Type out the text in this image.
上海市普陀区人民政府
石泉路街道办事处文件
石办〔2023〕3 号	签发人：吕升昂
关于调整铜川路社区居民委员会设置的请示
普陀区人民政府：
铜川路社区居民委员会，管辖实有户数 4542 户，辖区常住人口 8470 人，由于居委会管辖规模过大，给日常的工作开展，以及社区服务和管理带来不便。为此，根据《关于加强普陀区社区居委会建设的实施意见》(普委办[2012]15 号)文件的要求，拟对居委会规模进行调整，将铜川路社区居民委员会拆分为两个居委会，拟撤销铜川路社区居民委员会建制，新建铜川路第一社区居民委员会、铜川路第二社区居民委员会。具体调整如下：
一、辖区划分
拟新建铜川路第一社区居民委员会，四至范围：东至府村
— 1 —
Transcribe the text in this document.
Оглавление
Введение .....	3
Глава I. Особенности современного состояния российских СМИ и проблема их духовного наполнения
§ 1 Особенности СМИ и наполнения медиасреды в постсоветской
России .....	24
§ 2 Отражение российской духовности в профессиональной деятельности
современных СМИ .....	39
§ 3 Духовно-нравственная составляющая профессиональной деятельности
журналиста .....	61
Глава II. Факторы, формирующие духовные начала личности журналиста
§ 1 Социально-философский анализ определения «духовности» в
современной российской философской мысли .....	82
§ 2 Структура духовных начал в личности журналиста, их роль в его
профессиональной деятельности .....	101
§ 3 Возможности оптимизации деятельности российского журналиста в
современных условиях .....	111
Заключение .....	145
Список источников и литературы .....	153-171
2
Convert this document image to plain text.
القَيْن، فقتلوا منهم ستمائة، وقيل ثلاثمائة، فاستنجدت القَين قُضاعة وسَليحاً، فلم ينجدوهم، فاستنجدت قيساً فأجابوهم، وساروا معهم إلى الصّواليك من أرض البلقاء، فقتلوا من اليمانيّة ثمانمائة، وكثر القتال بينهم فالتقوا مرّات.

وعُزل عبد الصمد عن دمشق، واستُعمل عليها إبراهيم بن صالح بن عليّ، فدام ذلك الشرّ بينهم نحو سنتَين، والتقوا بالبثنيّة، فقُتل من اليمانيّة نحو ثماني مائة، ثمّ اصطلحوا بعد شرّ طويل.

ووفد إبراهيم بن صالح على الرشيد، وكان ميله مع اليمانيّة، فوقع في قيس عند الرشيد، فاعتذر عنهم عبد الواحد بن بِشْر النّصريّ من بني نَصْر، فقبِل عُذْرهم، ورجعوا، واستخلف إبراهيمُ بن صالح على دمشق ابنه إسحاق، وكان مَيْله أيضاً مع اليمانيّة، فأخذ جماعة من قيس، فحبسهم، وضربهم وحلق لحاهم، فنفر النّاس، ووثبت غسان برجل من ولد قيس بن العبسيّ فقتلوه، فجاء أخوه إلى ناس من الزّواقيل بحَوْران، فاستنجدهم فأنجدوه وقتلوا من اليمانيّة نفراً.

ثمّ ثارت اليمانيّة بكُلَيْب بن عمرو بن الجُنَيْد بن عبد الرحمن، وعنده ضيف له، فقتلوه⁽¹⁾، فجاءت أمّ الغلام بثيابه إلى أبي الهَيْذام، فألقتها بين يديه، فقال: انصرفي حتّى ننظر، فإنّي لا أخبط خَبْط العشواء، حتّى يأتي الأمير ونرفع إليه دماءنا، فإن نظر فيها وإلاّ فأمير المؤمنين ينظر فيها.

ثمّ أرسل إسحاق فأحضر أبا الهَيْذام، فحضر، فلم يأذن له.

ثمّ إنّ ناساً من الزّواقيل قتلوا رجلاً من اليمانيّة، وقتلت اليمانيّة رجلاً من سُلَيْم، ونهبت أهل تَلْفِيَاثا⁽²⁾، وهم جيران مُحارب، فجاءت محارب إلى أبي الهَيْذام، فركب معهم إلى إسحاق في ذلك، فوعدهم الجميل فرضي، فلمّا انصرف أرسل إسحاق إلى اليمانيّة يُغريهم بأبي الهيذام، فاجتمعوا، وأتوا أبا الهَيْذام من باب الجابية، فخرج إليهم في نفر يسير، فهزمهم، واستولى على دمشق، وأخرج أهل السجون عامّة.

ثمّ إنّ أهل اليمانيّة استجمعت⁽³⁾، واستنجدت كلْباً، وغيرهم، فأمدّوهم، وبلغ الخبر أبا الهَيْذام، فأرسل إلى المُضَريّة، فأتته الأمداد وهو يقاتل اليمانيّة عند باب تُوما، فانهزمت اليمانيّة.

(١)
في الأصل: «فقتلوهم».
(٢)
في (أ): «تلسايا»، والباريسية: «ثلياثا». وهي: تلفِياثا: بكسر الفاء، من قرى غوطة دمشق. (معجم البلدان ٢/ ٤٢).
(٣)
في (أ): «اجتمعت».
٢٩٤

◆ WORK INSTRUCTIONS ◆
Determine how many lines of the data contain "فجاءت" and give nothing but that number.

◆ SOLVED EXERCISE ◆
2